#### Problem statement
Nothing but the lines from the one containing "Give me the JSON representation" to the end of the data should be returned, each exactly as written.

[A run of records]
## start

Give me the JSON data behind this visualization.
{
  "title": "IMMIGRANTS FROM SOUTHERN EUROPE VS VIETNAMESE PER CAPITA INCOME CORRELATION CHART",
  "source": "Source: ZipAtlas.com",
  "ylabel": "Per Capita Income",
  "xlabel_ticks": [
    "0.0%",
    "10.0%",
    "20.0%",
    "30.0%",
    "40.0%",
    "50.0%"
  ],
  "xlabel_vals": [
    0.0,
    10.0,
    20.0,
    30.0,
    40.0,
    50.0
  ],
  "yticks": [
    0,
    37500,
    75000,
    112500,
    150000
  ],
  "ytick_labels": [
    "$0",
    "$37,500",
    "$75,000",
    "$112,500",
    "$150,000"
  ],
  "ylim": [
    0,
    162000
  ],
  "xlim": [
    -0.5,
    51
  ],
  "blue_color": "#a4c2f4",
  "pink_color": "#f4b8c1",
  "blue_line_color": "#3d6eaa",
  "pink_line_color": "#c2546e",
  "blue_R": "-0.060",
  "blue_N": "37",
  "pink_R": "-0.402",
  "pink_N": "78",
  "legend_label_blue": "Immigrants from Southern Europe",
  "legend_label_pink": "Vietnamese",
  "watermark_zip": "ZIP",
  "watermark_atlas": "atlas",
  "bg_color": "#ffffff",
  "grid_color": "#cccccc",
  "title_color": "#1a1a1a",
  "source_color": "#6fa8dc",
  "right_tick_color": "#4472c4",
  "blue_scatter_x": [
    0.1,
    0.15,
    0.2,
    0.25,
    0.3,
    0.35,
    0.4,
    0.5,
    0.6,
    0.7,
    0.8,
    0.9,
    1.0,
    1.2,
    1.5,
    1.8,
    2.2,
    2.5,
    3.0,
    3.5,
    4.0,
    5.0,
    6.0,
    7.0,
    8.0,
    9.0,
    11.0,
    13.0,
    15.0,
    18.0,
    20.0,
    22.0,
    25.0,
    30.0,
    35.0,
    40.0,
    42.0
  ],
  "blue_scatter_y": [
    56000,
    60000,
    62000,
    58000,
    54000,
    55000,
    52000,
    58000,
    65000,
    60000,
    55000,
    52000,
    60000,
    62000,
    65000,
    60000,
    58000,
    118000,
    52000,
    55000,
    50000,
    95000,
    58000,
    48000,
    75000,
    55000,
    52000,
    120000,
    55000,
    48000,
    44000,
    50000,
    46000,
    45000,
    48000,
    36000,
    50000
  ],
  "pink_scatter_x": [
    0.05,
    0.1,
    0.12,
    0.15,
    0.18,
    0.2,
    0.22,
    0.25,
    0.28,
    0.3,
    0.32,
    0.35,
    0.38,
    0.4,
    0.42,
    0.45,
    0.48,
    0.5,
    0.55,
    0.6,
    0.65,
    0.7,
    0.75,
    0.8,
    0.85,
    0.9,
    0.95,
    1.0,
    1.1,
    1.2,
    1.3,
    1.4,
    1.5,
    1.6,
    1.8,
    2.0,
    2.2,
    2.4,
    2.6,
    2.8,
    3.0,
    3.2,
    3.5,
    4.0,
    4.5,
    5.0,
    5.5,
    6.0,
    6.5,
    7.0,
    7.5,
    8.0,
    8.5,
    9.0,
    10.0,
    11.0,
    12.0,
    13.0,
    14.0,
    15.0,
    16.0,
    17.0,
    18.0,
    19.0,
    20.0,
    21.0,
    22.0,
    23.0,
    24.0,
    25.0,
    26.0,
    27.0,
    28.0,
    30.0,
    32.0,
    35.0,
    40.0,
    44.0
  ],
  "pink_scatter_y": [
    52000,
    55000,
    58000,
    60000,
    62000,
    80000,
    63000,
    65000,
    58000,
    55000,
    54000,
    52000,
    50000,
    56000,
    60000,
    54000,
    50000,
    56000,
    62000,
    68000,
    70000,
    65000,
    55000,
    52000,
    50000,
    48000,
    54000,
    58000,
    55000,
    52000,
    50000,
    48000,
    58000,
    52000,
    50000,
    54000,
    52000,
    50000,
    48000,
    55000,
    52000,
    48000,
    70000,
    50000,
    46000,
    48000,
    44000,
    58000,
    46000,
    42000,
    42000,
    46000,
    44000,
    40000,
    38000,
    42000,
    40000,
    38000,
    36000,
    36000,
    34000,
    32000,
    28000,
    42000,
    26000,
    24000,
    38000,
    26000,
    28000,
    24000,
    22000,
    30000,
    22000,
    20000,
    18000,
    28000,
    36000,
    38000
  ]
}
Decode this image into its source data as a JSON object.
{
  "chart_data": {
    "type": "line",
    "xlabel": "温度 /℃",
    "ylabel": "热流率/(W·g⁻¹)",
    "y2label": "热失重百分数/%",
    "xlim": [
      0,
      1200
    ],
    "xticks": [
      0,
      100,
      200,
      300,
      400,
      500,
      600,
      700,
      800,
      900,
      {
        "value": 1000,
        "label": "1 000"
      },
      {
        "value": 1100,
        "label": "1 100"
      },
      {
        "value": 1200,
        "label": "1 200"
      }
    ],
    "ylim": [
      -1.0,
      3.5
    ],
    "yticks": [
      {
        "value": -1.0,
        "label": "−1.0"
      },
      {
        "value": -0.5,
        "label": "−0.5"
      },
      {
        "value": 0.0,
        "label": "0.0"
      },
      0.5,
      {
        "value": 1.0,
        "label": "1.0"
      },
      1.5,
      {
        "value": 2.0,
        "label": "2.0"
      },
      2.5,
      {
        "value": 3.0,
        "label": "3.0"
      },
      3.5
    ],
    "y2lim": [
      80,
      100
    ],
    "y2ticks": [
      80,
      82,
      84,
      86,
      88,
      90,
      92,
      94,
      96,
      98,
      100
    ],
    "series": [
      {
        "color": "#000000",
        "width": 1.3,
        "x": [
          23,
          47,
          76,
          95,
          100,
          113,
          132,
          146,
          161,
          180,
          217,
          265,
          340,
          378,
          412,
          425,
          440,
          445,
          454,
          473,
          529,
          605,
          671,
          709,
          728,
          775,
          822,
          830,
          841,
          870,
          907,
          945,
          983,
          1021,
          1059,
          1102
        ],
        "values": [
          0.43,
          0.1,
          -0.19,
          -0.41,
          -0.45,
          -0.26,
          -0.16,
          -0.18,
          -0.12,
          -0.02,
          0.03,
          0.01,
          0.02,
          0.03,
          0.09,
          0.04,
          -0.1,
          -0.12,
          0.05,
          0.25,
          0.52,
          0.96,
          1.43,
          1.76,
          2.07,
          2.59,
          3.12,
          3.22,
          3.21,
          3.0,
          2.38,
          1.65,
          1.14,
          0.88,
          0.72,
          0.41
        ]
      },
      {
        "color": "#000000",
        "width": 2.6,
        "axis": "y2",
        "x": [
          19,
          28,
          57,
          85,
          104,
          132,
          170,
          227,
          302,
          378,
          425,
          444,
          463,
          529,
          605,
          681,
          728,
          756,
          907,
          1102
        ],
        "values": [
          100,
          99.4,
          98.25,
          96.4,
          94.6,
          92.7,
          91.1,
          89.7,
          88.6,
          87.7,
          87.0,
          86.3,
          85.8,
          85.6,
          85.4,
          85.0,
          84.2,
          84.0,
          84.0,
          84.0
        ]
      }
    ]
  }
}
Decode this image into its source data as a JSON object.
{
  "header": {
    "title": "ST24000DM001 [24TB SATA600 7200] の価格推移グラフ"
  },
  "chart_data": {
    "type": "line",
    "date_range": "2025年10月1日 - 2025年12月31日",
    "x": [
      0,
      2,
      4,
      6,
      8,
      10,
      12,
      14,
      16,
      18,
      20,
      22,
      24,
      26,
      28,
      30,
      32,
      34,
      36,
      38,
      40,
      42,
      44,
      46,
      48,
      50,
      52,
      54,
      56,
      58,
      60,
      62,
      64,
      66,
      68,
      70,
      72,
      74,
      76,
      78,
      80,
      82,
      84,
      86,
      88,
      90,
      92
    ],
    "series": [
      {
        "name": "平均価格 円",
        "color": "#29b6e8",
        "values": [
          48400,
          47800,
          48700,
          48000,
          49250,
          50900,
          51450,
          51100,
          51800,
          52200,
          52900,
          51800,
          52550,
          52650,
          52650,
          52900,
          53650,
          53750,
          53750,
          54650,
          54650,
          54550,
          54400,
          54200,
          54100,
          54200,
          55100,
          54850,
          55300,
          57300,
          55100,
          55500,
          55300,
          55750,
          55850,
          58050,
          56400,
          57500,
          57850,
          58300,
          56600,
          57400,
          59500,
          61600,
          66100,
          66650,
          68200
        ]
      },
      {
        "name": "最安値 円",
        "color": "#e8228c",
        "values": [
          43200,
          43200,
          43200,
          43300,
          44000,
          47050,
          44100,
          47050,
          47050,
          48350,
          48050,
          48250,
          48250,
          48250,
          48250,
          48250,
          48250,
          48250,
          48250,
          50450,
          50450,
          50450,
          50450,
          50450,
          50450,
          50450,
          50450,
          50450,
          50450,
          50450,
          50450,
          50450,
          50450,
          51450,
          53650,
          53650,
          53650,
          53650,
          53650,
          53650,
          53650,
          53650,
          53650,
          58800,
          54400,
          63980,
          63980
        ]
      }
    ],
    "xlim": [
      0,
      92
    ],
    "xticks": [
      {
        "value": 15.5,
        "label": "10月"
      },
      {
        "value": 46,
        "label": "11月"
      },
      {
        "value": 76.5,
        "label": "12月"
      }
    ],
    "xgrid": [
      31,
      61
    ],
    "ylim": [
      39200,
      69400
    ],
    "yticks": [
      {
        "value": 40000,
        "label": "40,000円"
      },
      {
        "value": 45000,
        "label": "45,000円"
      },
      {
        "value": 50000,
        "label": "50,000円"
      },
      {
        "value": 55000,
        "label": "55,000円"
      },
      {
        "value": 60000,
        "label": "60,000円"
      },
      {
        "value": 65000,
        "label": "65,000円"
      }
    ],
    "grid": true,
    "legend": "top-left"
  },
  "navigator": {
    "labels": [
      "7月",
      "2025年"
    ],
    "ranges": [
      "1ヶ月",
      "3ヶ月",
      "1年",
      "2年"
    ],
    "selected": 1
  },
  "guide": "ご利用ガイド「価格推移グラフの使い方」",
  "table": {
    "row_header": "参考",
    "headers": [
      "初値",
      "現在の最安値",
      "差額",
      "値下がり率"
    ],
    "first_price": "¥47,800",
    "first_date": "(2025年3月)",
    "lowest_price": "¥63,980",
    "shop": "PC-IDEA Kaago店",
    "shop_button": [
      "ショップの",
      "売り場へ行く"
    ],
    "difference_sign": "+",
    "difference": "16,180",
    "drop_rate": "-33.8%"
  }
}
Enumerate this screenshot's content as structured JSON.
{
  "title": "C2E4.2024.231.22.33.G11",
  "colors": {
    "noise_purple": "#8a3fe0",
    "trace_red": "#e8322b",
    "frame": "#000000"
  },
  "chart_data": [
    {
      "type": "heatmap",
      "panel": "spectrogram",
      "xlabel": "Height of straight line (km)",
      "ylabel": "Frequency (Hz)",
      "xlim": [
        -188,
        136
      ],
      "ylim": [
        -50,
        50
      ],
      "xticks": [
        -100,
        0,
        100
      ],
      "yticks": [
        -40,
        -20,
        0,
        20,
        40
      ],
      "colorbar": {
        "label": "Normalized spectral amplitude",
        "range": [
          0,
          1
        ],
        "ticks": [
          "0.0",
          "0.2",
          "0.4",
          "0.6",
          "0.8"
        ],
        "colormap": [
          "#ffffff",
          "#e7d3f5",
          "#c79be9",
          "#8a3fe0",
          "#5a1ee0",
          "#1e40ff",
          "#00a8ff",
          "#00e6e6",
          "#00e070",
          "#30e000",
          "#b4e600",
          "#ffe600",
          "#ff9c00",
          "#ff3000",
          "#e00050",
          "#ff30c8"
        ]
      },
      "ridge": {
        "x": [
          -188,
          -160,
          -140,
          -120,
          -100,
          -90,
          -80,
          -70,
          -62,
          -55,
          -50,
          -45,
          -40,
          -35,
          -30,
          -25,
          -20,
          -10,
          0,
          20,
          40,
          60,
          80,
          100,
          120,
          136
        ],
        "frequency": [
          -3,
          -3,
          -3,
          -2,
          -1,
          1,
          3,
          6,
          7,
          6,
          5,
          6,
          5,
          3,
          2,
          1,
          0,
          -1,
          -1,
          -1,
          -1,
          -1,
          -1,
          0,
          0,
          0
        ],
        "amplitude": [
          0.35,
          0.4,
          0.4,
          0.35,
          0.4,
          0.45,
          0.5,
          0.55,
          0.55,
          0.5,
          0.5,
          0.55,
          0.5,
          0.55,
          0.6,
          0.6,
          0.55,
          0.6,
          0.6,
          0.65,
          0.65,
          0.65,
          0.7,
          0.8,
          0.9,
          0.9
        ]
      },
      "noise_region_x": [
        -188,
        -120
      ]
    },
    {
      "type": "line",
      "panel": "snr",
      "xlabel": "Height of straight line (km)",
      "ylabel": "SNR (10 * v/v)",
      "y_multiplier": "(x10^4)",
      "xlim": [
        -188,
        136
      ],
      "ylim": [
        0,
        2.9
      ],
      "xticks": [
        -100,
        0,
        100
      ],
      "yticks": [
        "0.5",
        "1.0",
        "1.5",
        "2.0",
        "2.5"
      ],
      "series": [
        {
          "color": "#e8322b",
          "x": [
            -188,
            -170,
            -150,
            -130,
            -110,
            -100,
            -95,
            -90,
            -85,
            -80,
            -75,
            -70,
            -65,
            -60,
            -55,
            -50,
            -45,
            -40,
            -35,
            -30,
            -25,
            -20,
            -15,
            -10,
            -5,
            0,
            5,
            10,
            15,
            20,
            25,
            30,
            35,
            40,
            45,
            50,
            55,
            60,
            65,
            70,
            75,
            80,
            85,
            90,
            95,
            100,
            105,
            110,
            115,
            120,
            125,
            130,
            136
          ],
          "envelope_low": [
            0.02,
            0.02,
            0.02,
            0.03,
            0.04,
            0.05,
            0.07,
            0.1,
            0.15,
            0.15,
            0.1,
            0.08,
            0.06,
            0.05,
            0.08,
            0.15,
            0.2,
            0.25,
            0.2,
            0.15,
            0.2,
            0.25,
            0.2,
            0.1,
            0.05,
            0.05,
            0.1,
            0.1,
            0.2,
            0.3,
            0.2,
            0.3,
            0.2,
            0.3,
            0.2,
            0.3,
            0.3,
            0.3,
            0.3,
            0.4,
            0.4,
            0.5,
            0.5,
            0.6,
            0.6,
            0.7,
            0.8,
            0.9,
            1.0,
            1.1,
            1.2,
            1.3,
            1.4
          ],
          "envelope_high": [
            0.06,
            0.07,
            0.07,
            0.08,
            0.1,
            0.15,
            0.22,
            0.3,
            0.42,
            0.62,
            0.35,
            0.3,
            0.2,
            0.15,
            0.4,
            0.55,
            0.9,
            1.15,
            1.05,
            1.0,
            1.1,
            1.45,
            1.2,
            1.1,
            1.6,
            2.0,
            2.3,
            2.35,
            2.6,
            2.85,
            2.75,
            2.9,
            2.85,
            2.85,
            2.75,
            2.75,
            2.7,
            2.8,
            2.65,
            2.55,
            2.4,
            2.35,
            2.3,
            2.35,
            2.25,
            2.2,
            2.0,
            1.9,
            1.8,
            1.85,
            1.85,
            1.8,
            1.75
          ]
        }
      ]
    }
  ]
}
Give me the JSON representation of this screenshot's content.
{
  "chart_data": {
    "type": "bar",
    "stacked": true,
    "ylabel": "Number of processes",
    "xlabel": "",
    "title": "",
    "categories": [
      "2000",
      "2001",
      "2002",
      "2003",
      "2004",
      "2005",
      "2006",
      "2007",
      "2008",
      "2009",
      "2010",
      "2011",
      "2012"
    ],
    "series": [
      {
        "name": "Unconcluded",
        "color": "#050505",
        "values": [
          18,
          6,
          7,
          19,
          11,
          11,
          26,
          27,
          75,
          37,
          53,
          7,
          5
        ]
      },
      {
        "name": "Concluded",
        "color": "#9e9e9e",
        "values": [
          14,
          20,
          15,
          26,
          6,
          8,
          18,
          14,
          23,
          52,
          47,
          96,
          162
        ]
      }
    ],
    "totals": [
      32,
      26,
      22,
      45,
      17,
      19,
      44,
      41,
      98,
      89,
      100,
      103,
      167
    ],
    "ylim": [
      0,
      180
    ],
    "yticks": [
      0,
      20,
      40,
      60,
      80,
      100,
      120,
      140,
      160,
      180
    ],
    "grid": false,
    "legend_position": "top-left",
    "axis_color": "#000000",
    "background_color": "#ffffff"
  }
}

## end

#### Answer for this exercise
Give me the JSON representation of this screenshot's content.
{
  "chart_data": {
    "type": "bar",
    "stacked": true,
    "ylabel": "Number of processes",
    "xlabel": "",
    "title": "",
    "categories": [
      "2000",
      "2001",
      "2002",
      "2003",
      "2004",
      "2005",
      "2006",
      "2007",
      "2008",
      "2009",
      "2010",
      "2011",
      "2012"
    ],
    "series": [
      {
        "name": "Unconcluded",
        "color": "#050505",
        "values": [
          18,
          6,
          7,
          19,
          11,
          11,
          26,
          27,
          75,
          37,
          53,
          7,
          5
        ]
      },
      {
        "name": "Concluded",
        "color": "#9e9e9e",
        "values": [
          14,
          20,
          15,
          26,
          6,
          8,
          18,
          14,
          23,
          52,
          47,
          96,
          162
        ]
      }
    ],
    "totals": [
      32,
      26,
      22,
      45,
      17,
      19,
      44,
      41,
      98,
      89,
      100,
      103,
      167
    ],
    "ylim": [
      0,
      180
    ],
    "yticks": [
      0,
      20,
      40,
      60,
      80,
      100,
      120,
      140,
      160,
      180
    ],
    "grid": false,
    "legend_position": "top-left",
    "axis_color": "#000000",
    "background_color": "#ffffff"
  }
}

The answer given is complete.